Task goal
Look through the listing and locate every line containing the word "Predicted"; copy those lines.

Records excerpted from a collection
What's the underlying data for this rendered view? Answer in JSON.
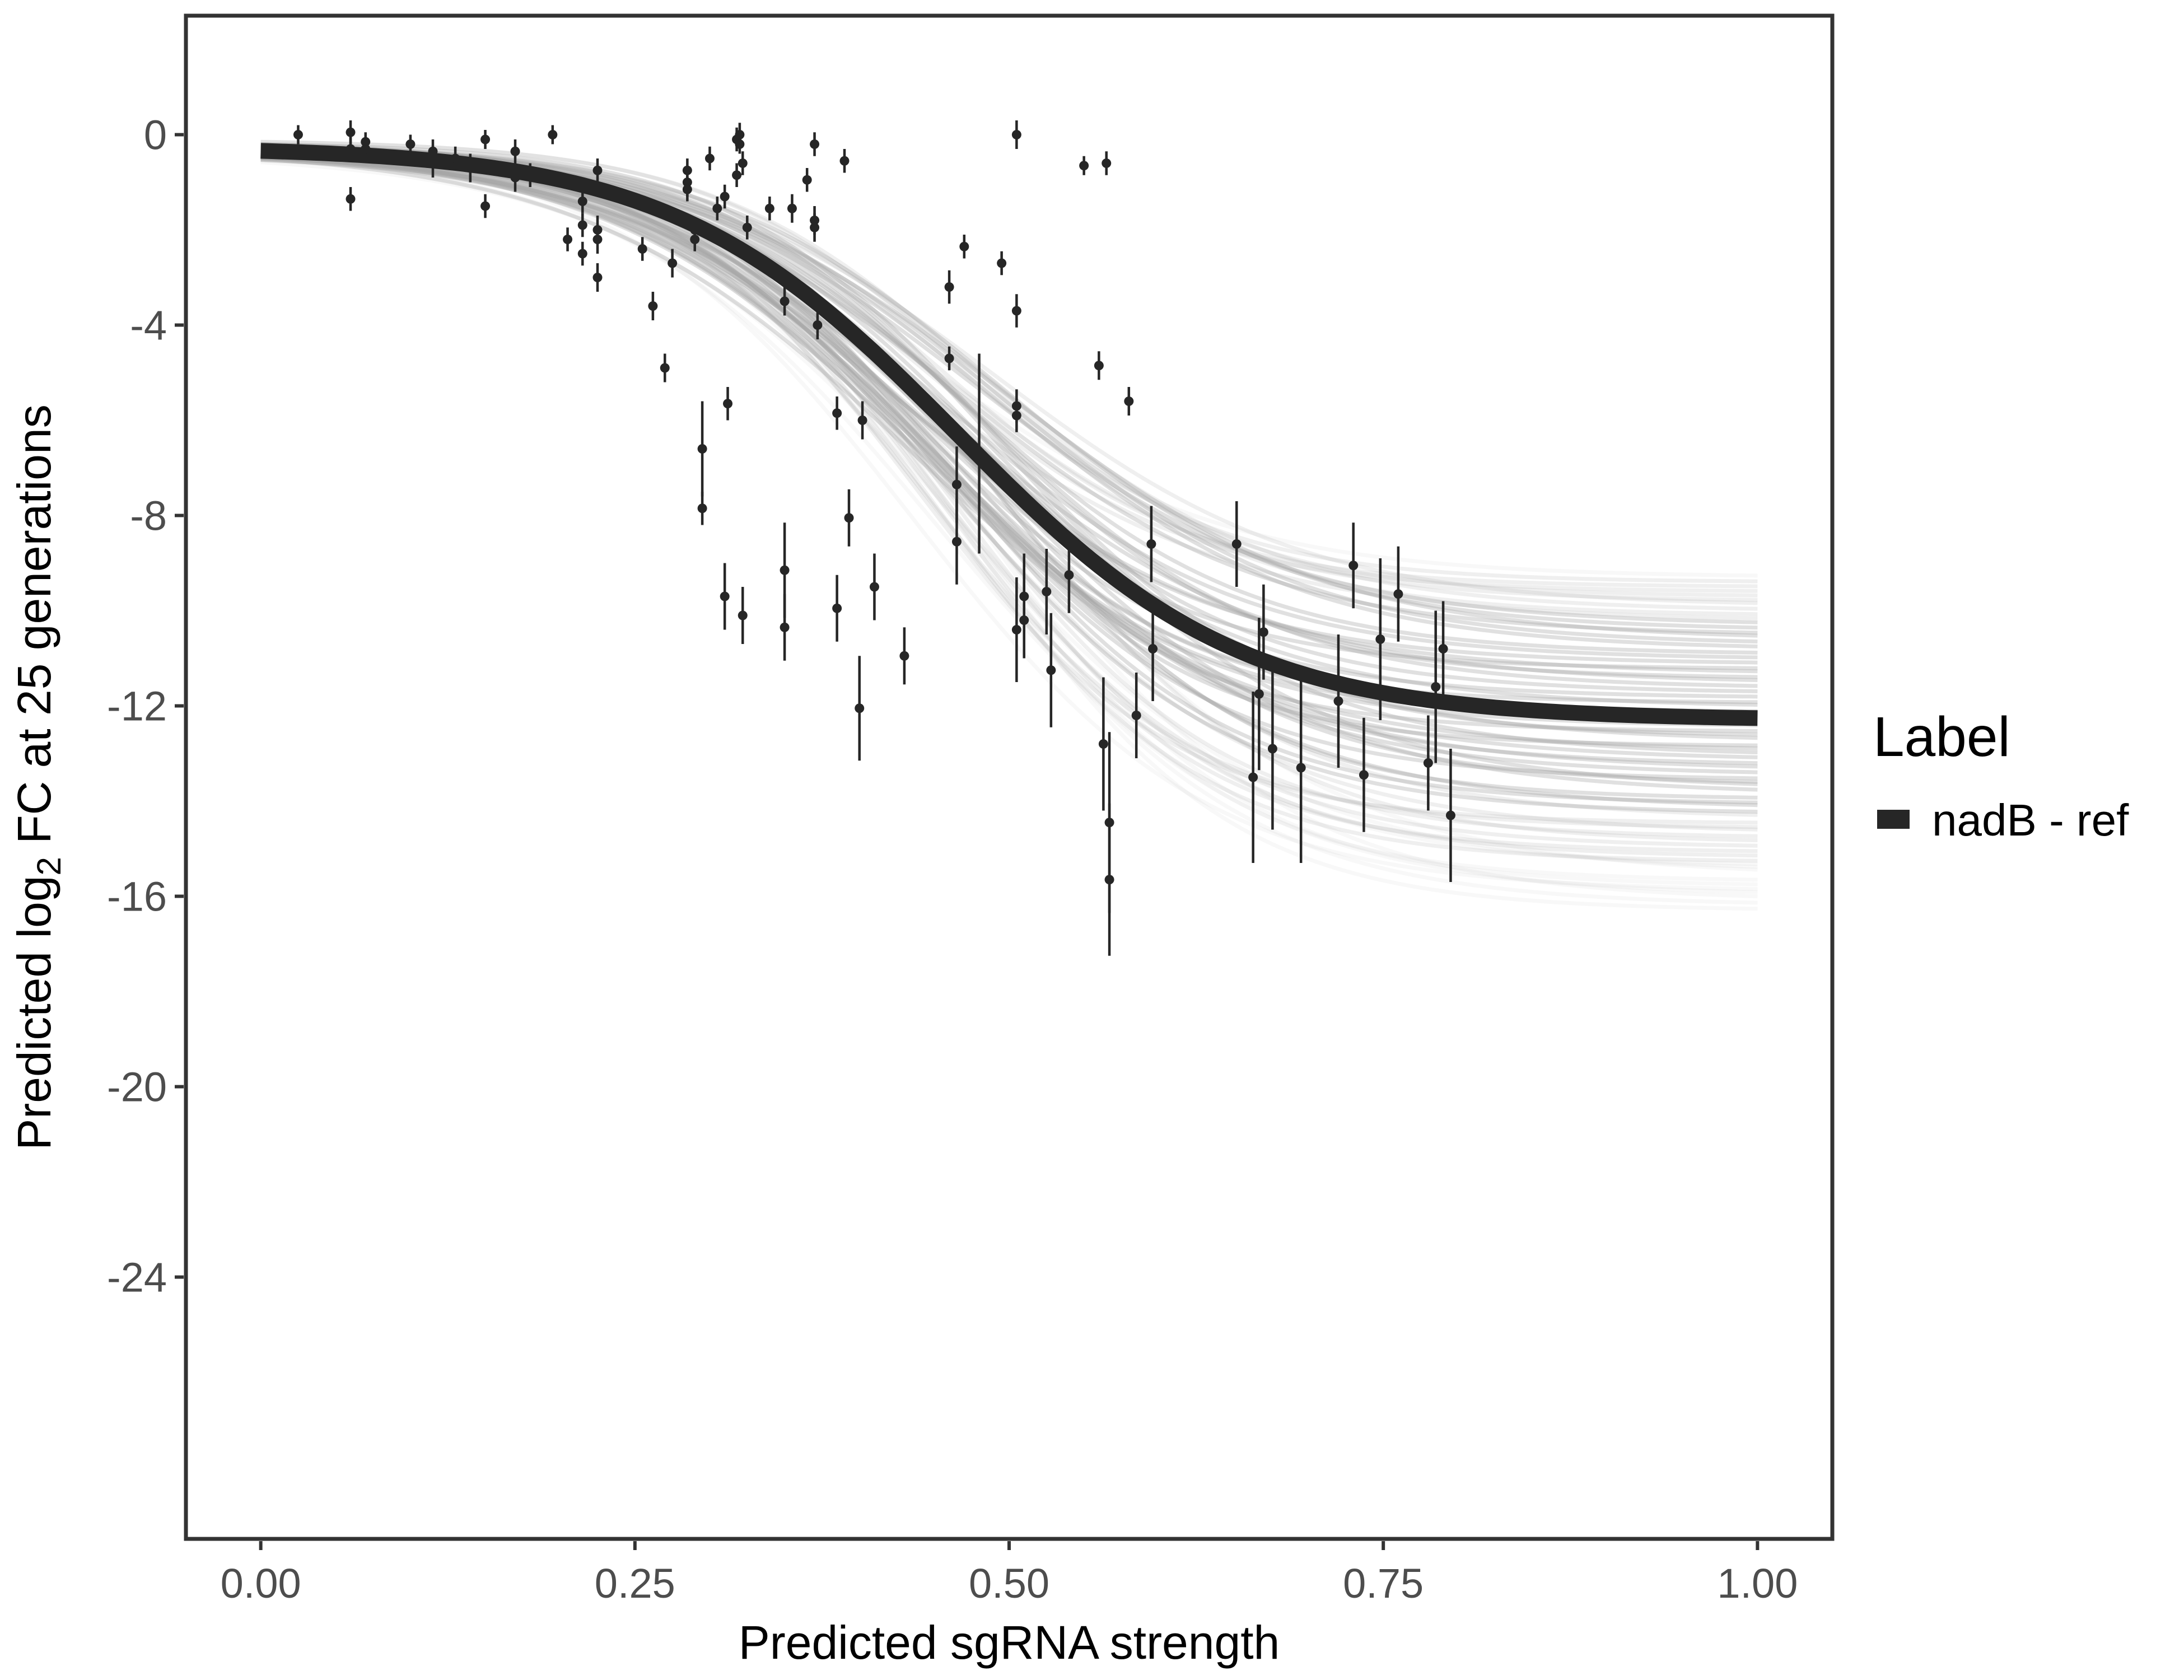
{
  "chart_data": {
    "type": "scatter",
    "xlabel": "Predicted sgRNA strength",
    "ylabel_parts": {
      "prefix": "Predicted  log",
      "subscript": "2",
      "suffix": " FC at 25 generations"
    },
    "xlim": [
      -0.05,
      1.05
    ],
    "ylim": [
      -29.5,
      2.5
    ],
    "x_ticks": [
      0.0,
      0.25,
      0.5,
      0.75,
      1.0
    ],
    "x_tick_labels": [
      "0.00",
      "0.25",
      "0.50",
      "0.75",
      "1.00"
    ],
    "y_ticks": [
      0,
      -4,
      -8,
      -12,
      -16,
      -20,
      -24
    ],
    "y_tick_labels": [
      "0",
      "-4",
      "-8",
      "-12",
      "-16",
      "-20",
      "-24"
    ],
    "grid": false,
    "legend": {
      "title": "Label",
      "entries": [
        {
          "label": "nadB - ref",
          "color": "#262626"
        }
      ],
      "position": "right"
    },
    "fit_curve": {
      "name": "nadB - ref",
      "model": "logistic",
      "params": {
        "low": -12.3,
        "high": -0.25,
        "midpoint": 0.465,
        "scale": 0.095
      },
      "color": "#262626"
    },
    "posterior_band": {
      "color": "#a6a6a6",
      "low_range": [
        -16.3,
        -9.3
      ],
      "midpoint_range": [
        0.43,
        0.5
      ],
      "scale_range": [
        0.085,
        0.11
      ],
      "draws": 70
    },
    "points": [
      {
        "x": 0.025,
        "y": 0.0,
        "err": 0.2
      },
      {
        "x": 0.06,
        "y": 0.05,
        "err": 0.25
      },
      {
        "x": 0.06,
        "y": -0.3,
        "err": 0.25
      },
      {
        "x": 0.06,
        "y": -1.35,
        "err": 0.25
      },
      {
        "x": 0.07,
        "y": -0.15,
        "err": 0.2
      },
      {
        "x": 0.07,
        "y": -0.3,
        "err": 0.2
      },
      {
        "x": 0.1,
        "y": -0.2,
        "err": 0.2
      },
      {
        "x": 0.115,
        "y": -0.35,
        "err": 0.25
      },
      {
        "x": 0.115,
        "y": -0.6,
        "err": 0.3
      },
      {
        "x": 0.13,
        "y": -0.5,
        "err": 0.25
      },
      {
        "x": 0.14,
        "y": -0.7,
        "err": 0.3
      },
      {
        "x": 0.15,
        "y": -0.1,
        "err": 0.2
      },
      {
        "x": 0.15,
        "y": -1.5,
        "err": 0.25
      },
      {
        "x": 0.17,
        "y": -0.35,
        "err": 0.25
      },
      {
        "x": 0.17,
        "y": -0.9,
        "err": 0.3
      },
      {
        "x": 0.18,
        "y": -0.85,
        "err": 0.25
      },
      {
        "x": 0.195,
        "y": 0.0,
        "err": 0.2
      },
      {
        "x": 0.205,
        "y": -2.2,
        "err": 0.25
      },
      {
        "x": 0.215,
        "y": -1.4,
        "err": 0.25
      },
      {
        "x": 0.215,
        "y": -1.9,
        "err": 0.25
      },
      {
        "x": 0.215,
        "y": -2.5,
        "err": 0.25
      },
      {
        "x": 0.225,
        "y": -0.75,
        "err": 0.25
      },
      {
        "x": 0.225,
        "y": -2.0,
        "err": 0.3
      },
      {
        "x": 0.225,
        "y": -2.2,
        "err": 0.3
      },
      {
        "x": 0.225,
        "y": -3.0,
        "err": 0.3
      },
      {
        "x": 0.255,
        "y": -2.4,
        "err": 0.25
      },
      {
        "x": 0.262,
        "y": -3.6,
        "err": 0.3
      },
      {
        "x": 0.27,
        "y": -4.9,
        "err": 0.3
      },
      {
        "x": 0.275,
        "y": -2.7,
        "err": 0.3
      },
      {
        "x": 0.285,
        "y": -0.75,
        "err": 0.25
      },
      {
        "x": 0.285,
        "y": -1.0,
        "err": 0.3
      },
      {
        "x": 0.285,
        "y": -1.15,
        "err": 0.25
      },
      {
        "x": 0.29,
        "y": -2.0,
        "err": 0.25
      },
      {
        "x": 0.29,
        "y": -2.2,
        "err": 0.25
      },
      {
        "x": 0.295,
        "y": -6.6,
        "err": 1.0
      },
      {
        "x": 0.295,
        "y": -7.85,
        "err": 0.35
      },
      {
        "x": 0.3,
        "y": -0.5,
        "err": 0.25
      },
      {
        "x": 0.305,
        "y": -1.55,
        "err": 0.25
      },
      {
        "x": 0.31,
        "y": -1.3,
        "err": 0.25
      },
      {
        "x": 0.31,
        "y": -9.7,
        "err": 0.7
      },
      {
        "x": 0.312,
        "y": -5.65,
        "err": 0.35
      },
      {
        "x": 0.318,
        "y": -0.1,
        "err": 0.25
      },
      {
        "x": 0.318,
        "y": -0.85,
        "err": 0.25
      },
      {
        "x": 0.32,
        "y": 0.0,
        "err": 0.25
      },
      {
        "x": 0.32,
        "y": -0.2,
        "err": 0.2
      },
      {
        "x": 0.322,
        "y": -0.6,
        "err": 0.25
      },
      {
        "x": 0.322,
        "y": -10.1,
        "err": 0.6
      },
      {
        "x": 0.325,
        "y": -1.95,
        "err": 0.25
      },
      {
        "x": 0.34,
        "y": -1.55,
        "err": 0.25
      },
      {
        "x": 0.35,
        "y": -3.5,
        "err": 0.3
      },
      {
        "x": 0.35,
        "y": -9.15,
        "err": 1.0
      },
      {
        "x": 0.35,
        "y": -10.35,
        "err": 0.7
      },
      {
        "x": 0.355,
        "y": -1.55,
        "err": 0.3
      },
      {
        "x": 0.365,
        "y": -0.95,
        "err": 0.25
      },
      {
        "x": 0.37,
        "y": -0.2,
        "err": 0.25
      },
      {
        "x": 0.37,
        "y": -1.8,
        "err": 0.3
      },
      {
        "x": 0.37,
        "y": -1.95,
        "err": 0.3
      },
      {
        "x": 0.372,
        "y": -4.0,
        "err": 0.3
      },
      {
        "x": 0.385,
        "y": -5.85,
        "err": 0.35
      },
      {
        "x": 0.385,
        "y": -9.95,
        "err": 0.7
      },
      {
        "x": 0.39,
        "y": -0.55,
        "err": 0.25
      },
      {
        "x": 0.393,
        "y": -8.05,
        "err": 0.6
      },
      {
        "x": 0.4,
        "y": -12.05,
        "err": 1.1
      },
      {
        "x": 0.402,
        "y": -6.0,
        "err": 0.4
      },
      {
        "x": 0.41,
        "y": -9.5,
        "err": 0.7
      },
      {
        "x": 0.43,
        "y": -10.95,
        "err": 0.6
      },
      {
        "x": 0.46,
        "y": -3.2,
        "err": 0.35
      },
      {
        "x": 0.46,
        "y": -4.7,
        "err": 0.25
      },
      {
        "x": 0.465,
        "y": -7.35,
        "err": 0.8
      },
      {
        "x": 0.465,
        "y": -8.55,
        "err": 0.9
      },
      {
        "x": 0.47,
        "y": -2.35,
        "err": 0.25
      },
      {
        "x": 0.48,
        "y": -6.7,
        "err": 2.1
      },
      {
        "x": 0.495,
        "y": -2.7,
        "err": 0.25
      },
      {
        "x": 0.505,
        "y": 0.0,
        "err": 0.3
      },
      {
        "x": 0.505,
        "y": -3.7,
        "err": 0.35
      },
      {
        "x": 0.505,
        "y": -5.7,
        "err": 0.35
      },
      {
        "x": 0.505,
        "y": -5.9,
        "err": 0.35
      },
      {
        "x": 0.505,
        "y": -10.4,
        "err": 1.1
      },
      {
        "x": 0.51,
        "y": -9.7,
        "err": 0.9
      },
      {
        "x": 0.51,
        "y": -10.2,
        "err": 0.8
      },
      {
        "x": 0.525,
        "y": -9.6,
        "err": 0.9
      },
      {
        "x": 0.528,
        "y": -11.25,
        "err": 1.2
      },
      {
        "x": 0.54,
        "y": -9.25,
        "err": 0.8
      },
      {
        "x": 0.55,
        "y": -0.65,
        "err": 0.2
      },
      {
        "x": 0.56,
        "y": -4.85,
        "err": 0.3
      },
      {
        "x": 0.563,
        "y": -12.8,
        "err": 1.4
      },
      {
        "x": 0.565,
        "y": -0.6,
        "err": 0.25
      },
      {
        "x": 0.567,
        "y": -14.45,
        "err": 1.9
      },
      {
        "x": 0.567,
        "y": -15.65,
        "err": 1.6
      },
      {
        "x": 0.58,
        "y": -5.6,
        "err": 0.3
      },
      {
        "x": 0.585,
        "y": -12.2,
        "err": 0.9
      },
      {
        "x": 0.595,
        "y": -8.6,
        "err": 0.8
      },
      {
        "x": 0.596,
        "y": -10.8,
        "err": 1.1
      },
      {
        "x": 0.652,
        "y": -8.6,
        "err": 0.9
      },
      {
        "x": 0.663,
        "y": -13.5,
        "err": 1.8
      },
      {
        "x": 0.667,
        "y": -11.75,
        "err": 1.6
      },
      {
        "x": 0.67,
        "y": -10.45,
        "err": 1.0
      },
      {
        "x": 0.676,
        "y": -12.9,
        "err": 1.7
      },
      {
        "x": 0.695,
        "y": -13.3,
        "err": 2.0
      },
      {
        "x": 0.72,
        "y": -11.9,
        "err": 1.4
      },
      {
        "x": 0.73,
        "y": -9.05,
        "err": 0.9
      },
      {
        "x": 0.737,
        "y": -13.45,
        "err": 1.2
      },
      {
        "x": 0.748,
        "y": -10.6,
        "err": 1.7
      },
      {
        "x": 0.76,
        "y": -9.65,
        "err": 1.0
      },
      {
        "x": 0.78,
        "y": -13.2,
        "err": 1.0
      },
      {
        "x": 0.785,
        "y": -11.6,
        "err": 1.6
      },
      {
        "x": 0.79,
        "y": -10.8,
        "err": 1.0
      },
      {
        "x": 0.795,
        "y": -14.3,
        "err": 1.4
      }
    ]
  }
}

Right answer
    "xlabel": "Predicted sgRNA strength",
      "prefix": "Predicted  log",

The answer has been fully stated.